_What is required_: Exclude the pictures, then repeat the remaining data exactly.

Collection entries:
——
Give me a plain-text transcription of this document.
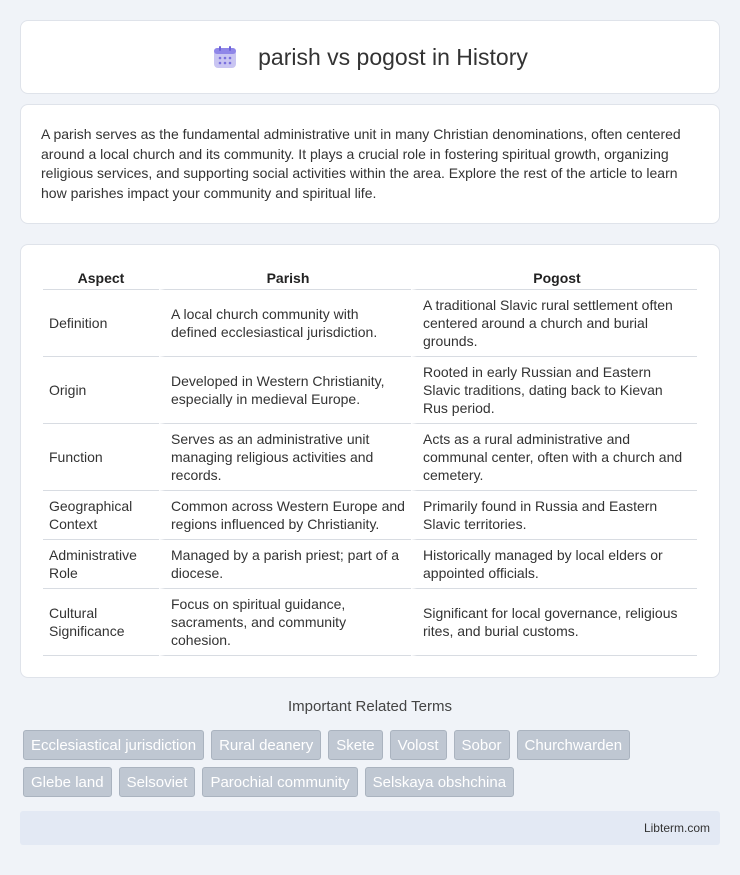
parish vs pogost in History

A parish serves as the fundamental administrative unit in many Christian denominations, often centered around a local church and its community. It plays a crucial role in fostering spiritual growth, organizing religious services, and supporting social activities within the area. Explore the rest of the article to learn how parishes impact your community and spiritual life.

Aspect	Parish	Pogost
Definition	A local church community with defined ecclesiastical jurisdiction.	A traditional Slavic rural settlement often centered around a church and burial grounds.
Origin	Developed in Western Christianity, especially in medieval Europe.	Rooted in early Russian and Eastern Slavic traditions, dating back to Kievan Rus period.
Function	Serves as an administrative unit managing religious activities and records.	Acts as a rural administrative and communal center, often with a church and cemetery.
Geographical Context	Common across Western Europe and regions influenced by Christianity.	Primarily found in Russia and Eastern Slavic territories.
Administrative Role	Managed by a parish priest; part of a diocese.	Historically managed by local elders or appointed officials.
Cultural Significance	Focus on spiritual guidance, sacraments, and community cohesion.	Significant for local governance, religious rites, and burial customs.
Important Related Terms
Ecclesiastical jurisdiction	Rural deanery	Skete	Volost	Sobor	Churchwarden
Glebe land	Selsoviet	Parochial community	Selskaya obshchina
Libterm.com
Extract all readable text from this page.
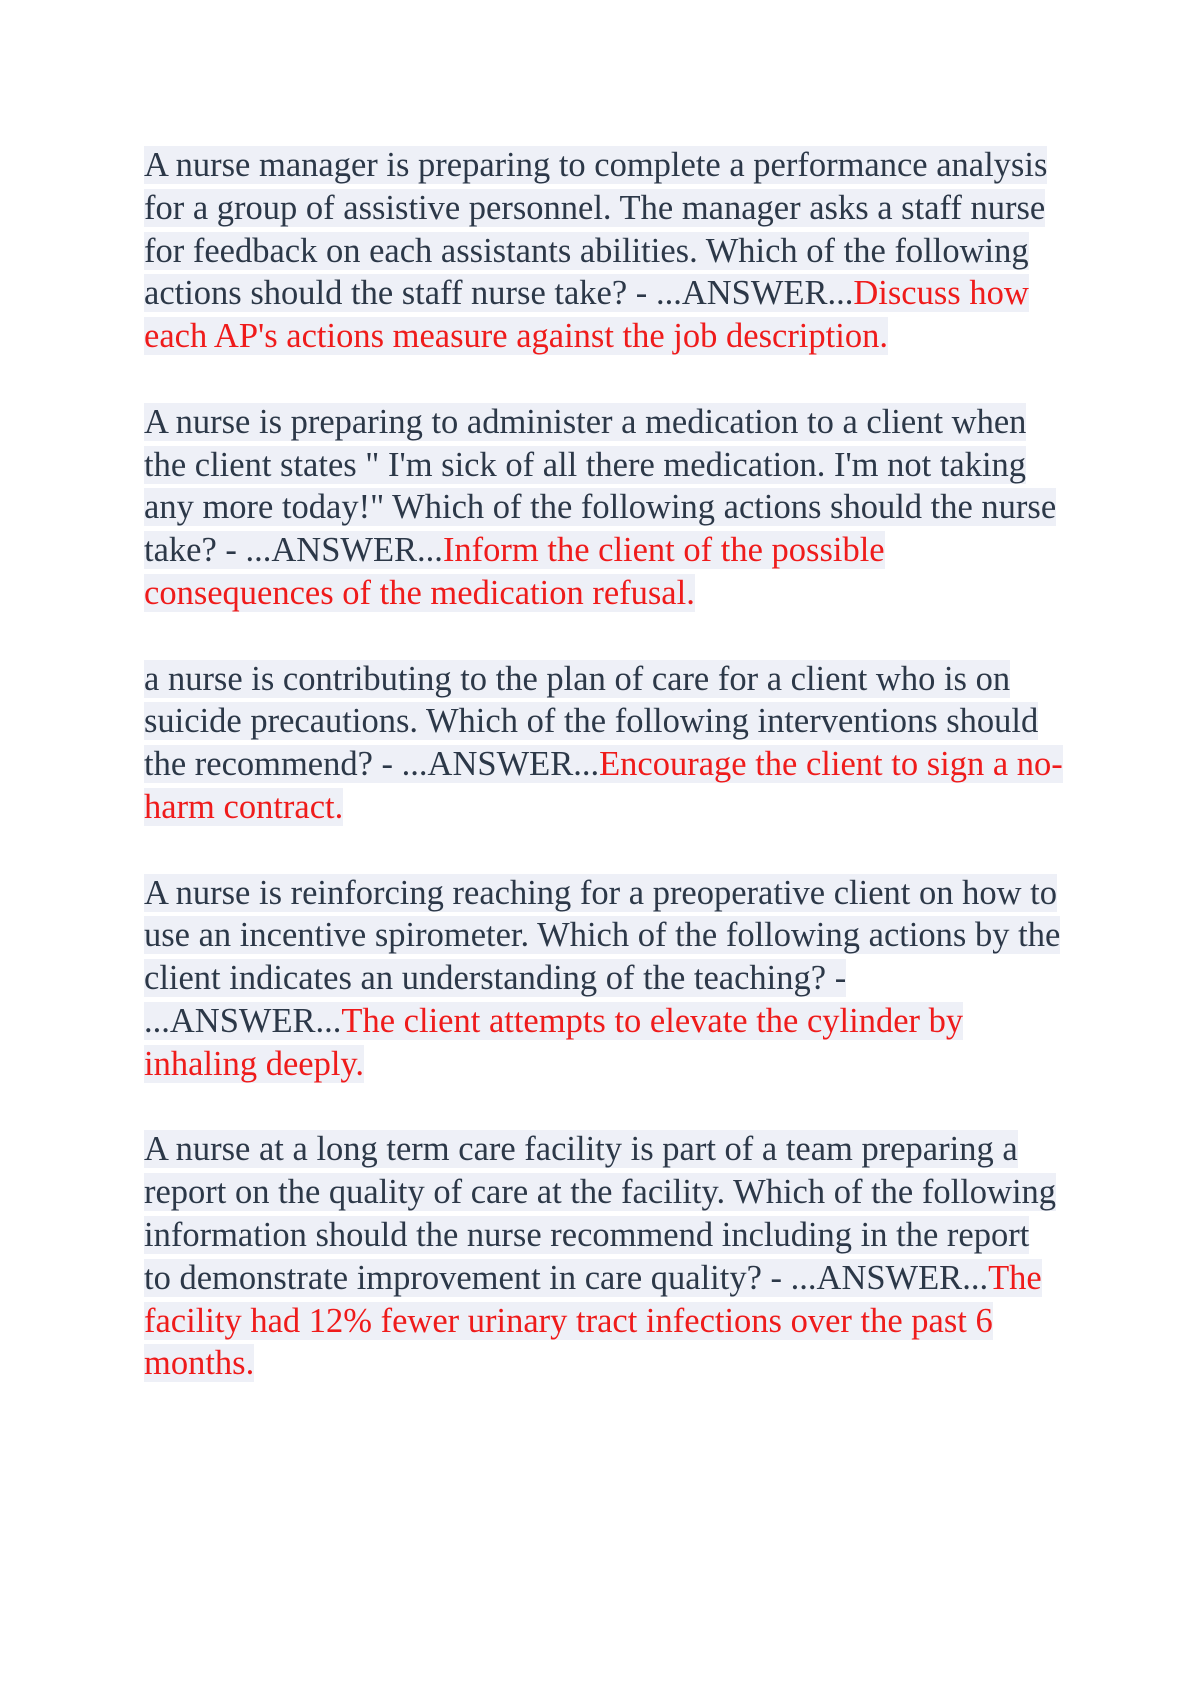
A nurse manager is preparing to complete a performance analysis for a group of assistive personnel. The manager asks a staff nurse for feedback on each assistants abilities. Which of the following actions should the staff nurse take? - ...ANSWER...Discuss how each AP's actions measure against the job description.

A nurse is preparing to administer a medication to a client when the client states " I'm sick of all there medication. I'm not taking any more today!" Which of the following actions should the nurse take? - ...ANSWER...Inform the client of the possible consequences of the medication refusal.

a nurse is contributing to the plan of care for a client who is on suicide precautions. Which of the following interventions should the recommend? - ...ANSWER...Encourage the client to sign a no-harm contract.

A nurse is reinforcing reaching for a preoperative client on how to use an incentive spirometer. Which of the following actions by the client indicates an understanding of the teaching? - ...ANSWER...The client attempts to elevate the cylinder by inhaling deeply.

A nurse at a long term care facility is part of a team preparing a report on the quality of care at the facility. Which of the following information should the nurse recommend including in the report to demonstrate improvement in care quality? - ...ANSWER...The facility had 12% fewer urinary tract infections over the past 6 months.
——
_Result for this task_:
Give me a plain-text transcription of this document.
parish vs pogost in History

A parish serves as the fundamental administrative unit in many Christian denominations, often centered around a local church and its community. It plays a crucial role in fostering spiritual growth, organizing religious services, and supporting social activities within the area. Explore the rest of the article to learn how parishes impact your community and spiritual life.

Aspect	Parish	Pogost
Definition	A local church community with defined ecclesiastical jurisdiction.	A traditional Slavic rural settlement often centered around a church and burial grounds.
Origin	Developed in Western Christianity, especially in medieval Europe.	Rooted in early Russian and Eastern Slavic traditions, dating back to Kievan Rus period.
Function	Serves as an administrative unit managing religious activities and records.	Acts as a rural administrative and communal center, often with a church and cemetery.
Geographical Context	Common across Western Europe and regions influenced by Christianity.	Primarily found in Russia and Eastern Slavic territories.
Administrative Role	Managed by a parish priest; part of a diocese.	Historically managed by local elders or appointed officials.
Cultural Significance	Focus on spiritual guidance, sacraments, and community cohesion.	Significant for local governance, religious rites, and burial customs.
Important Related Terms
Ecclesiastical jurisdiction	Rural deanery	Skete	Volost	Sobor	Churchwarden
Glebe land	Selsoviet	Parochial community	Selskaya obshchina
Libterm.com
Extract all readable text from this page.
A nurse manager is preparing to complete a performance analysis for a group of assistive personnel. The manager asks a staff nurse for feedback on each assistants abilities. Which of the following actions should the staff nurse take? - ...ANSWER...Discuss how each AP's actions measure against the job description.

A nurse is preparing to administer a medication to a client when the client states " I'm sick of all there medication. I'm not taking any more today!" Which of the following actions should the nurse take? - ...ANSWER...Inform the client of the possible consequences of the medication refusal.

a nurse is contributing to the plan of care for a client who is on suicide precautions. Which of the following interventions should the recommend? - ...ANSWER...Encourage the client to sign a no-harm contract.

A nurse is reinforcing reaching for a preoperative client on how to use an incentive spirometer. Which of the following actions by the client indicates an understanding of the teaching? - ...ANSWER...The client attempts to elevate the cylinder by inhaling deeply.

A nurse at a long term care facility is part of a team preparing a report on the quality of care at the facility. Which of the following information should the nurse recommend including in the report to demonstrate improvement in care quality? - ...ANSWER...The facility had 12% fewer urinary tract infections over the past 6 months.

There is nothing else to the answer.